* TASK DIRECTIONS *
Find each line with the word "šupin" and state how many there are, nothing more.

[A run of records]
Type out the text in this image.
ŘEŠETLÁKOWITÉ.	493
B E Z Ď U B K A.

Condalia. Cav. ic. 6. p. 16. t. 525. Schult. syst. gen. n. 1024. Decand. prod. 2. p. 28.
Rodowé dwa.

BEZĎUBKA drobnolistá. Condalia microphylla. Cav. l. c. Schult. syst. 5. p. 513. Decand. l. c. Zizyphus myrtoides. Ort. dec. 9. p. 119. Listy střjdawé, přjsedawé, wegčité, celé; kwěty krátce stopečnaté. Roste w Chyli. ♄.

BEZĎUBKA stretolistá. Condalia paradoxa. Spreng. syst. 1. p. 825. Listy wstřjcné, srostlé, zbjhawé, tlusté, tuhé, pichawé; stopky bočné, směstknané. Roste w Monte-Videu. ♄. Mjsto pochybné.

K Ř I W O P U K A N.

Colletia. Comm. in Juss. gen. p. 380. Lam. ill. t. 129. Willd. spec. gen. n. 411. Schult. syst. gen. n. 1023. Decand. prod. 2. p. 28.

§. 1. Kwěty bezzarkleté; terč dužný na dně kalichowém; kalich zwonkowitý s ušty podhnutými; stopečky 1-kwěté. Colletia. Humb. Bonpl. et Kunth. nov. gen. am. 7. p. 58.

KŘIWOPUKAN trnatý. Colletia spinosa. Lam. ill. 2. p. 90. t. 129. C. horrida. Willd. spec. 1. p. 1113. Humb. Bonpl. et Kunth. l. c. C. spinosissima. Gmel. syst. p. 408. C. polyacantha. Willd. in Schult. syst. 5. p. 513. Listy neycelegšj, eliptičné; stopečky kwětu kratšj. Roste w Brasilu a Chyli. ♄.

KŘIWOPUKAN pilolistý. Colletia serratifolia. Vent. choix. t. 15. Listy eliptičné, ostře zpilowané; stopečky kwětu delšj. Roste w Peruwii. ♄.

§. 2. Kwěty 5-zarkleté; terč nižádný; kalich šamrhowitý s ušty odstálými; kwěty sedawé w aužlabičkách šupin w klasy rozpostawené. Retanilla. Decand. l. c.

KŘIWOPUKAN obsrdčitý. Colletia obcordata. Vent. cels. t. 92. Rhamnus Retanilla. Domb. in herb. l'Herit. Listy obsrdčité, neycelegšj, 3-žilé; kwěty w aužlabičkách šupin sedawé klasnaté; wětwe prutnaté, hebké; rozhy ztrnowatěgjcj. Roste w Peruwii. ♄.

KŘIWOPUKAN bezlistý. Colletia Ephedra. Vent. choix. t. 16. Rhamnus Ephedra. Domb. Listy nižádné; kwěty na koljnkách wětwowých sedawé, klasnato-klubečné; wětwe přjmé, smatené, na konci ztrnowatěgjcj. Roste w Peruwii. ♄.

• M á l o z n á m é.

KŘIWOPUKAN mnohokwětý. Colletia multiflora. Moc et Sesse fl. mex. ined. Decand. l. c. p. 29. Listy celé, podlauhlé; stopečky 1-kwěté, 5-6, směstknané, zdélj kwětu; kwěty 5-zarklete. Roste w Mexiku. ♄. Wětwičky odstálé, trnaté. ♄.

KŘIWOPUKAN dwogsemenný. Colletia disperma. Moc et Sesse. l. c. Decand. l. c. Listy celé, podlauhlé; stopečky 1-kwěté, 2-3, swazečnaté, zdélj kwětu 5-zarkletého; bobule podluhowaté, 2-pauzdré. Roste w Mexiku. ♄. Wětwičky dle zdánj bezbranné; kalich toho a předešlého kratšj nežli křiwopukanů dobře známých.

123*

---

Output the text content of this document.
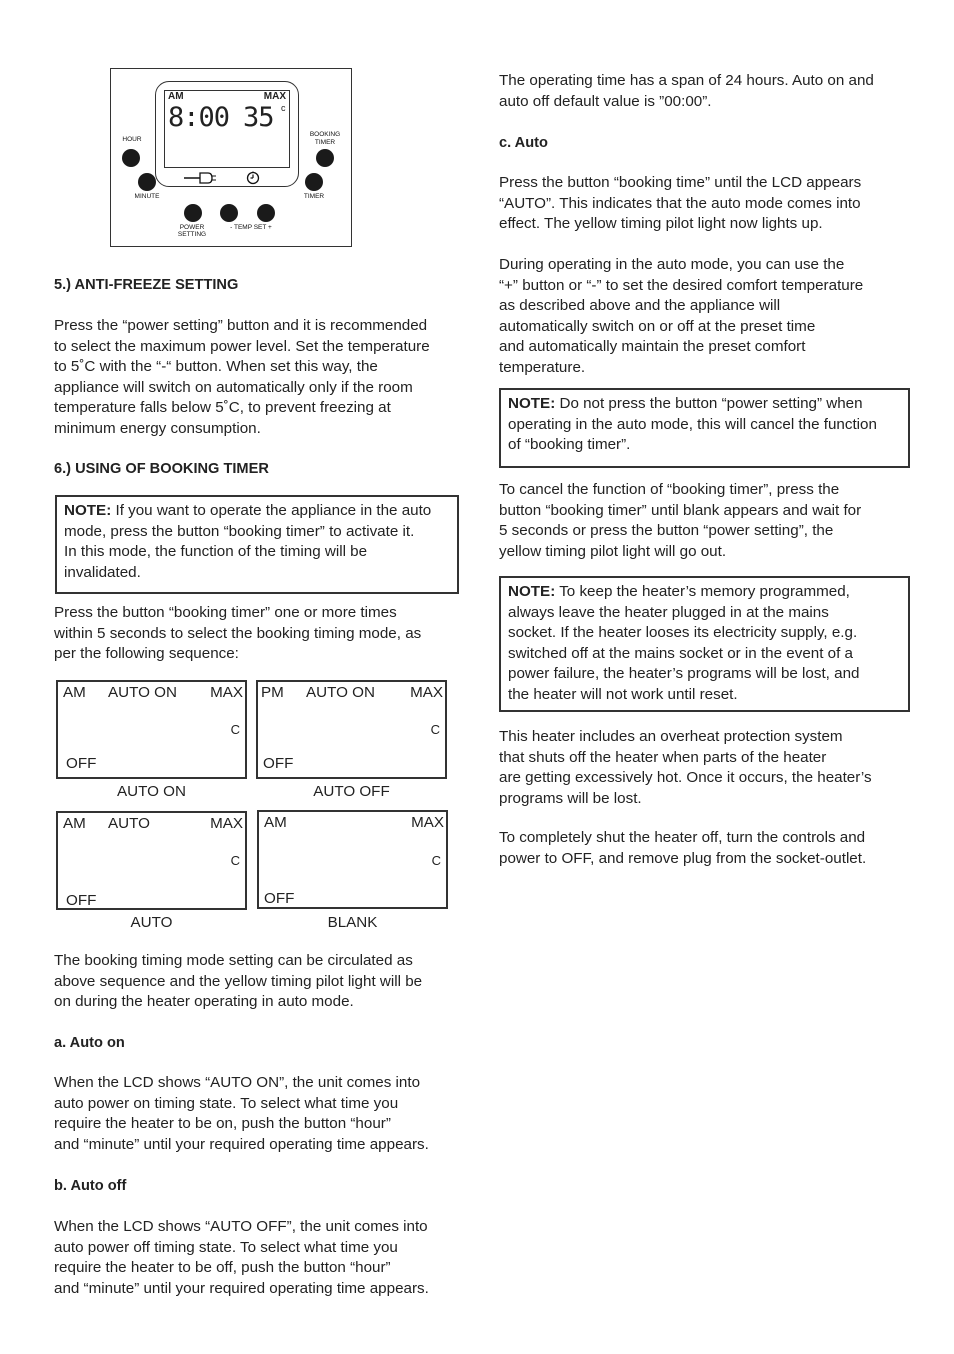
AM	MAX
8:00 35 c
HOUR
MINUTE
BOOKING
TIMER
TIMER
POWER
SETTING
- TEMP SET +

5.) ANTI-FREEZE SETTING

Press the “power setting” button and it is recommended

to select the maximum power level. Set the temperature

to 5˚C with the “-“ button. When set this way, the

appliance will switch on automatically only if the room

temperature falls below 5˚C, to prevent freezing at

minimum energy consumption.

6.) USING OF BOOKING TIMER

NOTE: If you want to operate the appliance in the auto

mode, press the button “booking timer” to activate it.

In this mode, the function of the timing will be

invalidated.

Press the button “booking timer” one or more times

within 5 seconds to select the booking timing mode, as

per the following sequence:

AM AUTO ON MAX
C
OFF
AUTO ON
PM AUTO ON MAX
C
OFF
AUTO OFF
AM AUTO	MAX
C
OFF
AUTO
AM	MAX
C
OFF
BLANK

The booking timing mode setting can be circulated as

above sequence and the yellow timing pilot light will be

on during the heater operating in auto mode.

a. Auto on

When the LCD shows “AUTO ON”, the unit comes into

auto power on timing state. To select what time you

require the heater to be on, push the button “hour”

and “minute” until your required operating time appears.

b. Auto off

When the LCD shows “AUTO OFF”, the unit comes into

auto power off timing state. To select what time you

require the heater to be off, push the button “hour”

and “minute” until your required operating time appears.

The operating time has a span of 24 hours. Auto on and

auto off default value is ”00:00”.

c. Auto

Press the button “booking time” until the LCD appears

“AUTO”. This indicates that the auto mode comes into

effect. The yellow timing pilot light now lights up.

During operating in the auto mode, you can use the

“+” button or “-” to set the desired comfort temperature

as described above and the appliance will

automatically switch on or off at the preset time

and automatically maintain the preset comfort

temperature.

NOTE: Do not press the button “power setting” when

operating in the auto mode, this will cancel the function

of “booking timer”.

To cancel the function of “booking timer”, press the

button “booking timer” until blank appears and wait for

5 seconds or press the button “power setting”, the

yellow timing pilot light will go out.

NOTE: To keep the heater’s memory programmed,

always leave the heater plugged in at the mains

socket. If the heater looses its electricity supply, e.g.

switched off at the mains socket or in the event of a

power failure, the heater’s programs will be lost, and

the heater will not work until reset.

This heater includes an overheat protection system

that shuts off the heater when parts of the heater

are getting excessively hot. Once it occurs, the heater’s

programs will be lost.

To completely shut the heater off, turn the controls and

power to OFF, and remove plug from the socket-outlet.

* ANSWER TO THE EXERCISE *
2